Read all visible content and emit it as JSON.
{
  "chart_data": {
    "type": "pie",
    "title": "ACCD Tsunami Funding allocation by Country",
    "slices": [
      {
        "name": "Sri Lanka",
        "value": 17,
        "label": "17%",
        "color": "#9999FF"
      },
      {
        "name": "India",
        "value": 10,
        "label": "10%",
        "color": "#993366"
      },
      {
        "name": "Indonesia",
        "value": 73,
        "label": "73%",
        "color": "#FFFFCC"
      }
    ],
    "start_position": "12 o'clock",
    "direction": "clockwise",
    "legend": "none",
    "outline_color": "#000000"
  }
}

...

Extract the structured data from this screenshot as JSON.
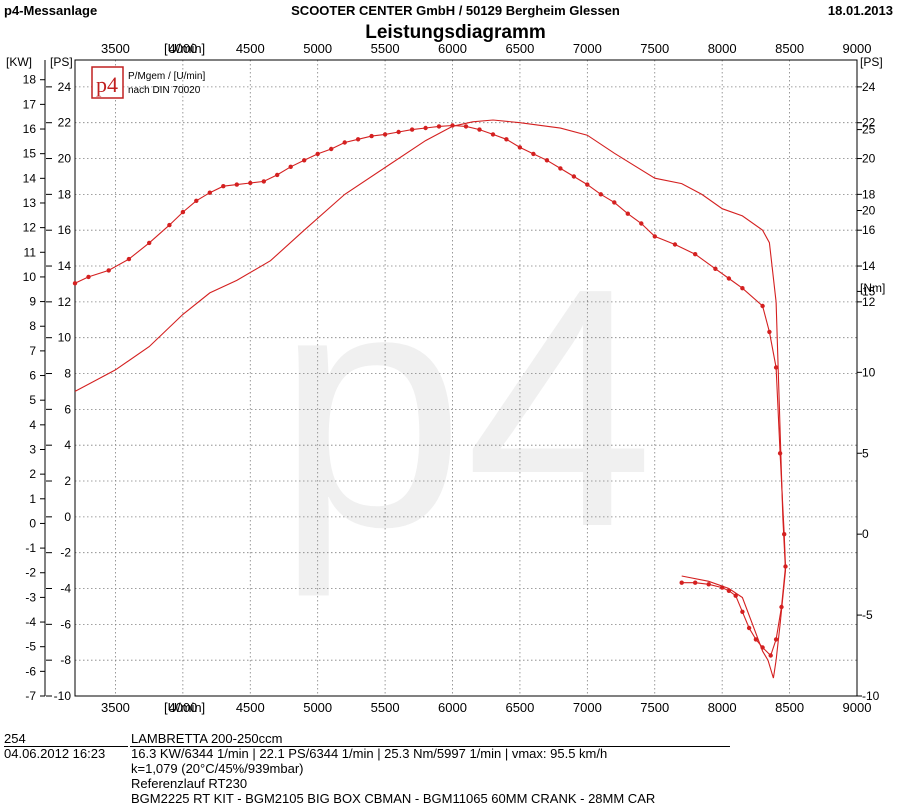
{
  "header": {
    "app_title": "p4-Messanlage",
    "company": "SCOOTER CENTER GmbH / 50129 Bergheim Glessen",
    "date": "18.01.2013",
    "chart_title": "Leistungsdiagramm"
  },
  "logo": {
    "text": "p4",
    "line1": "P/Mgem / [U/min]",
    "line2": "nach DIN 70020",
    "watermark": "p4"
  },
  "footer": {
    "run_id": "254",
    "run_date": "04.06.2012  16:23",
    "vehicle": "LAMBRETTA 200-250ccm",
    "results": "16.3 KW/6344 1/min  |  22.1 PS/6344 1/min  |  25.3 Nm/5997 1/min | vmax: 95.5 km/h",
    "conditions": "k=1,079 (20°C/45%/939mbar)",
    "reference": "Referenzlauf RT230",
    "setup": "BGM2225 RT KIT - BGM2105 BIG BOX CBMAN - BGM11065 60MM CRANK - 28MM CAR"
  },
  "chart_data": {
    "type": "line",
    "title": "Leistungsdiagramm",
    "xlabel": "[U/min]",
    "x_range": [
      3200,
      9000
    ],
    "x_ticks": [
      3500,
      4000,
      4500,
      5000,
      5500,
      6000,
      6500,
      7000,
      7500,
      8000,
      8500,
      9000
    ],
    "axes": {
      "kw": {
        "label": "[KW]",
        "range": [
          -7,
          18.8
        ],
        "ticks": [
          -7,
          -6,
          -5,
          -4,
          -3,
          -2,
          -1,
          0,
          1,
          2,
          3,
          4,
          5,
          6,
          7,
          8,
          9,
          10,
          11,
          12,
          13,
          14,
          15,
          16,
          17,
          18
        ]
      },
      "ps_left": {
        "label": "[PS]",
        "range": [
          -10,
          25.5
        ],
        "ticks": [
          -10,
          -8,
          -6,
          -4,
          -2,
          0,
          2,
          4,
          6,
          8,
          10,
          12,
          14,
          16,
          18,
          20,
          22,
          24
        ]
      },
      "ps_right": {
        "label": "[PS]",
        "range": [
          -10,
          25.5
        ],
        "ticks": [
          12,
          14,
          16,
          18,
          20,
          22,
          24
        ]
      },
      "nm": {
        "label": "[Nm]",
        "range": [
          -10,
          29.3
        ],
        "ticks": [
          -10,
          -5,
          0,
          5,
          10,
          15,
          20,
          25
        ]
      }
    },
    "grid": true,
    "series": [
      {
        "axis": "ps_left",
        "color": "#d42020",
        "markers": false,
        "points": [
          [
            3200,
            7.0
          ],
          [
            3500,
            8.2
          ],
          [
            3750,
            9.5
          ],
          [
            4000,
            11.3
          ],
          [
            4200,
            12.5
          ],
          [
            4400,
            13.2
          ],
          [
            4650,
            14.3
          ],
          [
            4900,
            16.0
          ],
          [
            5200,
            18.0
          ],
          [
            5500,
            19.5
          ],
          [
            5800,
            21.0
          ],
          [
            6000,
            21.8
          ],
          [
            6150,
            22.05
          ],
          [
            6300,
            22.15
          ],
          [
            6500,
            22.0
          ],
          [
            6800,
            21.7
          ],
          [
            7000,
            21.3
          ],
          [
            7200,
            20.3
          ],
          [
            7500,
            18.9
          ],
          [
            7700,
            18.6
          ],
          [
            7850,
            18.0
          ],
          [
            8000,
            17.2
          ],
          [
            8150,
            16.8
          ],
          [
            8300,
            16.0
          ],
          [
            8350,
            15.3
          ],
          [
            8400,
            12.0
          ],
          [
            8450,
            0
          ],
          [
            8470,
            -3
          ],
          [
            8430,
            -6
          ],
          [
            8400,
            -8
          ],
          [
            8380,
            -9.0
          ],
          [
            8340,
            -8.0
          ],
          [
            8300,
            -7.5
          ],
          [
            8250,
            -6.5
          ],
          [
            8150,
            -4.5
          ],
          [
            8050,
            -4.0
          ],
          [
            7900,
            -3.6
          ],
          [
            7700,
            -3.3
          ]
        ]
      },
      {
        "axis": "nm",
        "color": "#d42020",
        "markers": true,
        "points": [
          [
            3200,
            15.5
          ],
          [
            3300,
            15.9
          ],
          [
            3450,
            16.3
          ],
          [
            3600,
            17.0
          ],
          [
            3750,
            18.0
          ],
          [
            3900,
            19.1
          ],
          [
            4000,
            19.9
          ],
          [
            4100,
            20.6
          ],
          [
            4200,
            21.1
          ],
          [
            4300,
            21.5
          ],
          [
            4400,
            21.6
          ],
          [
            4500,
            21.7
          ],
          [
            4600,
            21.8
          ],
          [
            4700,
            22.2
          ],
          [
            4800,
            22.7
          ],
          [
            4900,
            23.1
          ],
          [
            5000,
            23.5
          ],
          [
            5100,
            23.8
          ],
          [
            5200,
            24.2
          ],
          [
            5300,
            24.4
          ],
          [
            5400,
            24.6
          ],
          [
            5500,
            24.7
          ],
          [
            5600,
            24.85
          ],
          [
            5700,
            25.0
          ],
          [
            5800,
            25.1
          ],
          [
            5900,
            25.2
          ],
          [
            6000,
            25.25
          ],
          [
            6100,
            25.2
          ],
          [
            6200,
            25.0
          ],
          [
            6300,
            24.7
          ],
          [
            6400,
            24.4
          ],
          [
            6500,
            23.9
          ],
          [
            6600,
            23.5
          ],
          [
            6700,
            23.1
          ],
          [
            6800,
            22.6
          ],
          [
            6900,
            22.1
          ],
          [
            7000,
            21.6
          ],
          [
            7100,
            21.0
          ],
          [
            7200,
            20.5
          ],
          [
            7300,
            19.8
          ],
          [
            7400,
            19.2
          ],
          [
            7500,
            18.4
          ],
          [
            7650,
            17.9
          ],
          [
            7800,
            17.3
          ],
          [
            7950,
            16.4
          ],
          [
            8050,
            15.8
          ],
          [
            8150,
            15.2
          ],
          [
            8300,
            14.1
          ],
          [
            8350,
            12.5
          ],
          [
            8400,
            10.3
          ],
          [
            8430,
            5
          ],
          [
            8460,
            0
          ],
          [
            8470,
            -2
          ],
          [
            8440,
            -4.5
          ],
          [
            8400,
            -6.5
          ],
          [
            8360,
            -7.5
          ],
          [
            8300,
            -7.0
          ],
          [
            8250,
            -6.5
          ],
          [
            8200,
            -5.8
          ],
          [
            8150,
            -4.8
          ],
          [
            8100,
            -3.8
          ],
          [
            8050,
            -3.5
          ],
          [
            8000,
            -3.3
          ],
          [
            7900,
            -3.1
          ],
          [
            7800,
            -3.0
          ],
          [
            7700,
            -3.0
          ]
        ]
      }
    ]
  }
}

### REQUIREMENT
From the entries above, collect every line with the string "name" in it.

### EXPECTED OUTPUT
        "name": "Sri Lanka",
        "name": "India",
        "name": "Indonesia",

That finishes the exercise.